Stored data entries
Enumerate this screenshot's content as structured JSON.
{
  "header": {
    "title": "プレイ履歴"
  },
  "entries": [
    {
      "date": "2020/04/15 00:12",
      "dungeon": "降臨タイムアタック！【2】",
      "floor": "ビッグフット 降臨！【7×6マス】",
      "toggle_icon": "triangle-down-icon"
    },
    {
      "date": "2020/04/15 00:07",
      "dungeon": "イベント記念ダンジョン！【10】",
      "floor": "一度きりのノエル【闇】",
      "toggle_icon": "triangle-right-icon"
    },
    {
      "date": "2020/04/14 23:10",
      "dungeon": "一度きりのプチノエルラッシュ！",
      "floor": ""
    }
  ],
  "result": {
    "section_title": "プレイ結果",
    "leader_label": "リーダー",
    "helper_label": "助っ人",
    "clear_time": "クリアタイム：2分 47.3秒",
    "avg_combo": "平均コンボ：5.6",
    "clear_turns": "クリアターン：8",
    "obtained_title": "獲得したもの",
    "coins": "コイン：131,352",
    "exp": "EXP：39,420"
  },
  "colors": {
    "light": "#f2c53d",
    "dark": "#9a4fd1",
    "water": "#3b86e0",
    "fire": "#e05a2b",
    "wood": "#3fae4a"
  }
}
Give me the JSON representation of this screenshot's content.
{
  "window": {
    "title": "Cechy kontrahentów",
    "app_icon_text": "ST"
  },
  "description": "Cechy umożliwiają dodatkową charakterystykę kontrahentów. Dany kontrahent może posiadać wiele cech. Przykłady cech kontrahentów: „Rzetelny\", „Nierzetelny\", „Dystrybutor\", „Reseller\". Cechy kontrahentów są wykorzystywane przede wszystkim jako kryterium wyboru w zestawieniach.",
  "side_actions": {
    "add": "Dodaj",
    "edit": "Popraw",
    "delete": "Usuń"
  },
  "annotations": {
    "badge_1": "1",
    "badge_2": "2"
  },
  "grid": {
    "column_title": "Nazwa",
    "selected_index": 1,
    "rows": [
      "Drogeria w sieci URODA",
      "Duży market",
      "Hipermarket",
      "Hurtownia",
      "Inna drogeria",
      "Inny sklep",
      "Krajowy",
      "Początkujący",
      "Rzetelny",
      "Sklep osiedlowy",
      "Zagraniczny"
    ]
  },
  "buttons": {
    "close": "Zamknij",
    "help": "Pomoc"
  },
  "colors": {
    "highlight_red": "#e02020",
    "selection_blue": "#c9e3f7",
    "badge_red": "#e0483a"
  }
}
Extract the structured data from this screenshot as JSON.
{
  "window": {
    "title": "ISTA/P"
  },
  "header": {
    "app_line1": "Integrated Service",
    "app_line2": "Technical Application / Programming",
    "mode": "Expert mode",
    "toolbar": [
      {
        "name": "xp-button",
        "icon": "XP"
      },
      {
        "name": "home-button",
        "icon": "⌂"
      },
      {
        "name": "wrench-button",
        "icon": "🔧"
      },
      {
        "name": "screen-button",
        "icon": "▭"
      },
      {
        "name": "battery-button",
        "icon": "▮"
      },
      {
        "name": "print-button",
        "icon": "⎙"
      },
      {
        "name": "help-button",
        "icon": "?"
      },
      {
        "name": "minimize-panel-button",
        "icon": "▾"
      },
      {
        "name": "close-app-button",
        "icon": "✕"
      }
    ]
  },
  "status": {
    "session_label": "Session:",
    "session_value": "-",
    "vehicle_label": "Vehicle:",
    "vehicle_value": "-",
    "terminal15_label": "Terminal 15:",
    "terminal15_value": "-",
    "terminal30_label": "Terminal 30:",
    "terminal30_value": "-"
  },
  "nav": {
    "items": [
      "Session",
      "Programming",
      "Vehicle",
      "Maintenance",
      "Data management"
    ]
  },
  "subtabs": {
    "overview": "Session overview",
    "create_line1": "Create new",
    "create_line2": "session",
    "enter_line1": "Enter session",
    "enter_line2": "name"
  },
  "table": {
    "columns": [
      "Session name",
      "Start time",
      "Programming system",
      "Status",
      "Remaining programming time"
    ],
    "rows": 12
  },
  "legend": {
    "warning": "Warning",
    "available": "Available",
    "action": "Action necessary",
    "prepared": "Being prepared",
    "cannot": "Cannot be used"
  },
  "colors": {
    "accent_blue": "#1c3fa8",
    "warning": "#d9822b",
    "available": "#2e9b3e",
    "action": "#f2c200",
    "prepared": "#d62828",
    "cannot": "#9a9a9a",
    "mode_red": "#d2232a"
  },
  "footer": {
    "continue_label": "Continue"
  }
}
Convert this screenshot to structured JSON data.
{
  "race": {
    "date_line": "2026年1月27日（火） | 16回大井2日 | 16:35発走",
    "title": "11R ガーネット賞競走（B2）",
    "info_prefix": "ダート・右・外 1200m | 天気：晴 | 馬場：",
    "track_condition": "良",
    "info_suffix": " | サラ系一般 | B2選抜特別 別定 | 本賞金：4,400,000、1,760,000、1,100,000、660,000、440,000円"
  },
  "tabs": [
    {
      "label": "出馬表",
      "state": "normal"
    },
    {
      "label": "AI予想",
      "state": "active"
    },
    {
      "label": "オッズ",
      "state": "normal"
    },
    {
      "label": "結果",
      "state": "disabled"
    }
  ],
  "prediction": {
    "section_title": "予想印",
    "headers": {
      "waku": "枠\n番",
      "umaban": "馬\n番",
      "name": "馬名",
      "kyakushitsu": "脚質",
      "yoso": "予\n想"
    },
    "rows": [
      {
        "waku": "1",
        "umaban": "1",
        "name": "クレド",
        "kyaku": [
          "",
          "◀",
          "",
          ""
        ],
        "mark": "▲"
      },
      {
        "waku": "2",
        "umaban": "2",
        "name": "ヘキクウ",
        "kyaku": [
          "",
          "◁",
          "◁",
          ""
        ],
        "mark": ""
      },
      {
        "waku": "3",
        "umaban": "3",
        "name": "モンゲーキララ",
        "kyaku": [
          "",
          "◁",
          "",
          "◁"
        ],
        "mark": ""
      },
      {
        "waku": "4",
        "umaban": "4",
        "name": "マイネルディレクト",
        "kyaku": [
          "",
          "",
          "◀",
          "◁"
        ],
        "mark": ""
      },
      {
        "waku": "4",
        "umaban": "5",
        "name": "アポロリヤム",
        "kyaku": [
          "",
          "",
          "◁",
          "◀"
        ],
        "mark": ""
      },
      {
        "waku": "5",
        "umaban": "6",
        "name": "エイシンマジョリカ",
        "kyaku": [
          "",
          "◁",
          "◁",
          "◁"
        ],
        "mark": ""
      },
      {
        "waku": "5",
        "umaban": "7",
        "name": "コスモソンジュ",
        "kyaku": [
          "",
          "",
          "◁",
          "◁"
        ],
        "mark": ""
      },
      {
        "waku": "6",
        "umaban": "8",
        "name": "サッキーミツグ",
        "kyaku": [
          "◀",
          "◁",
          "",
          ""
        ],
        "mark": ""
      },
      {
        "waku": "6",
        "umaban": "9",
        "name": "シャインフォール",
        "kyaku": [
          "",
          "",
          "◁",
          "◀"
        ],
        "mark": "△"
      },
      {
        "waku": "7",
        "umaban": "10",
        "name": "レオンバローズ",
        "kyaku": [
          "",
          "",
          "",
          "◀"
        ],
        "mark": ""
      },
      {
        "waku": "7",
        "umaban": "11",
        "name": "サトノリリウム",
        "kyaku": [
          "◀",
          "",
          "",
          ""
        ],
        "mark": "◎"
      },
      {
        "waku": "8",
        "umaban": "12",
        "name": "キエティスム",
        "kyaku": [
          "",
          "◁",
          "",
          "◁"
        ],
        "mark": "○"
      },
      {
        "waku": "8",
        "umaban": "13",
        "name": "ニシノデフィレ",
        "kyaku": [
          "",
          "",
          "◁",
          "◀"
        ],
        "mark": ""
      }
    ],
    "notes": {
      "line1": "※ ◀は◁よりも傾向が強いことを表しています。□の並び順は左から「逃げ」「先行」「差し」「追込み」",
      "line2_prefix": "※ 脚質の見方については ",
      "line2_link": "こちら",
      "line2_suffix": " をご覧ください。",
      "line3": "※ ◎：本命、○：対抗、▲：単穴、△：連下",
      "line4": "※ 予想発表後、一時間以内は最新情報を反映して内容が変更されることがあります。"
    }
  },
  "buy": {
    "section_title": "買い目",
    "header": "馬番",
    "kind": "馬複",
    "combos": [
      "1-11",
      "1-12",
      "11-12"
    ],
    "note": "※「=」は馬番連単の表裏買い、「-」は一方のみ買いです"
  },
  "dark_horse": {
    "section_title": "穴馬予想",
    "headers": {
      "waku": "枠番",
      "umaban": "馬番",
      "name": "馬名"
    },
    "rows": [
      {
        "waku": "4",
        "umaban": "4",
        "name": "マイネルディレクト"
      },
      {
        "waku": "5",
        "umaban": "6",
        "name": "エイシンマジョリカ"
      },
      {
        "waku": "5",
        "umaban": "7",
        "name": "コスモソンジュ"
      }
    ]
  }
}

→ The exercise
Give only the number of lines in the data that include the string "cannot".

→ Completed task
2